### WHAT YOU SHOULD DO
Copy out each line of the material below that holds the string "开户银行".

### DATA FOR PROCESSING

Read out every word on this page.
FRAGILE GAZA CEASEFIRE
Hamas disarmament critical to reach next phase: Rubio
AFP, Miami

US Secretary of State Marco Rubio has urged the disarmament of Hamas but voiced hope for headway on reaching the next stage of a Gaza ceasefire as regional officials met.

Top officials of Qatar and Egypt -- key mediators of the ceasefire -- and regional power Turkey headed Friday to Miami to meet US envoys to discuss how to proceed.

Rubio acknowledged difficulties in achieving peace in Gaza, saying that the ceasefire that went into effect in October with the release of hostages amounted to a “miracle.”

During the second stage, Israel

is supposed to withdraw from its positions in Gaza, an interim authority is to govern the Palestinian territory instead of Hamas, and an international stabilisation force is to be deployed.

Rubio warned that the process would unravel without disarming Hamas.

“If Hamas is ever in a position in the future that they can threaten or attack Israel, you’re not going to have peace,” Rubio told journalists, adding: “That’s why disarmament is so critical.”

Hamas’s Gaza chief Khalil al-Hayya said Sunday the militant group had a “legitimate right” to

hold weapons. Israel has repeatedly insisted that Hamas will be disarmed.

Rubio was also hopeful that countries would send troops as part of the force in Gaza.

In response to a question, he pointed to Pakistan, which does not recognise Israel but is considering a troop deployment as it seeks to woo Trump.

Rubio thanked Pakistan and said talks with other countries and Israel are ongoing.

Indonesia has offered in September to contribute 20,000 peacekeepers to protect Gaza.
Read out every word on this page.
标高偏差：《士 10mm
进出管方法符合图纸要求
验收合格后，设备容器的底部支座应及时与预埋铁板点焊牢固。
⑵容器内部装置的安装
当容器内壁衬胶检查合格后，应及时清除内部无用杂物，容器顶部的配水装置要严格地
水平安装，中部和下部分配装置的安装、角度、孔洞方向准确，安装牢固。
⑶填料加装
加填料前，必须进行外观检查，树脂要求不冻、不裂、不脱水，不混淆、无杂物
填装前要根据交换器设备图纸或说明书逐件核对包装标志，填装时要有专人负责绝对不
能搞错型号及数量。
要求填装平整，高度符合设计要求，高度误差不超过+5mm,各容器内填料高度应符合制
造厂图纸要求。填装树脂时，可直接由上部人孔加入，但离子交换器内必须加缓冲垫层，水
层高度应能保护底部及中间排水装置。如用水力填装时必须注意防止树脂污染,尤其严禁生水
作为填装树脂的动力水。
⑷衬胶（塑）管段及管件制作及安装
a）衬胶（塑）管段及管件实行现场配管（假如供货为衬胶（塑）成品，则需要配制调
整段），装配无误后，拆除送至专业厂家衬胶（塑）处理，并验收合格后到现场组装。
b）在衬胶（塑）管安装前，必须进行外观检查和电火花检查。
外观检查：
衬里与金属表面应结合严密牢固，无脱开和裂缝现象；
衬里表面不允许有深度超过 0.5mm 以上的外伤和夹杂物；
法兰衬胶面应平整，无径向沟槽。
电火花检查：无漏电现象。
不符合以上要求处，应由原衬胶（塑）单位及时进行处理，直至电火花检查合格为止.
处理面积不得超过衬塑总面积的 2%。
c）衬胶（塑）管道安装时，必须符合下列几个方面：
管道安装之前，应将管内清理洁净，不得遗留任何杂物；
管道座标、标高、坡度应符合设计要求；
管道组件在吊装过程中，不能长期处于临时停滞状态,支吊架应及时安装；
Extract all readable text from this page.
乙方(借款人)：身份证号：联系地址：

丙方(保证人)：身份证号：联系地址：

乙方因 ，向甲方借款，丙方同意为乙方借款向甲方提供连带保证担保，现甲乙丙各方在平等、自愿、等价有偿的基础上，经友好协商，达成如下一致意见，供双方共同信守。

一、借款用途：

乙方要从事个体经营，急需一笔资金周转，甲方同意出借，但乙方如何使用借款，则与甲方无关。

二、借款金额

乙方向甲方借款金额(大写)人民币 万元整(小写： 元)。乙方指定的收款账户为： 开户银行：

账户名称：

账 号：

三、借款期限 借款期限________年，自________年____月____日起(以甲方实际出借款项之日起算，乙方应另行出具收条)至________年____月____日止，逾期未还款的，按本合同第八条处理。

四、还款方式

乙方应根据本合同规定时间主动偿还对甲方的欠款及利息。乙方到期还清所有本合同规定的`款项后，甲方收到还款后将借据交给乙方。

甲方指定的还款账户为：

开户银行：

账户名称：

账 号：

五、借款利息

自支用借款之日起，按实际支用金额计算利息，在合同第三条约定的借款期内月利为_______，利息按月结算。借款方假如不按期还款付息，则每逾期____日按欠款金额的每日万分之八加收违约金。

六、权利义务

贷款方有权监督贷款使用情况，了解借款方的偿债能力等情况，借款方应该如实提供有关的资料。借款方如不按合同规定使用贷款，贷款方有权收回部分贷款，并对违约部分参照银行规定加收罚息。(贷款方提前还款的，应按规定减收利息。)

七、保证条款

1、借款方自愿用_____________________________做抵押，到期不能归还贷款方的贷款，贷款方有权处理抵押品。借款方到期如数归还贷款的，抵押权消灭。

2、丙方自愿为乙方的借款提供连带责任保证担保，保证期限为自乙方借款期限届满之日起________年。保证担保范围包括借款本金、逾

### SOLUTION
乙方向甲方借款金额(大写)人民币 万元整(小写： 元)。乙方指定的收款账户为： 开户银行：
开户银行：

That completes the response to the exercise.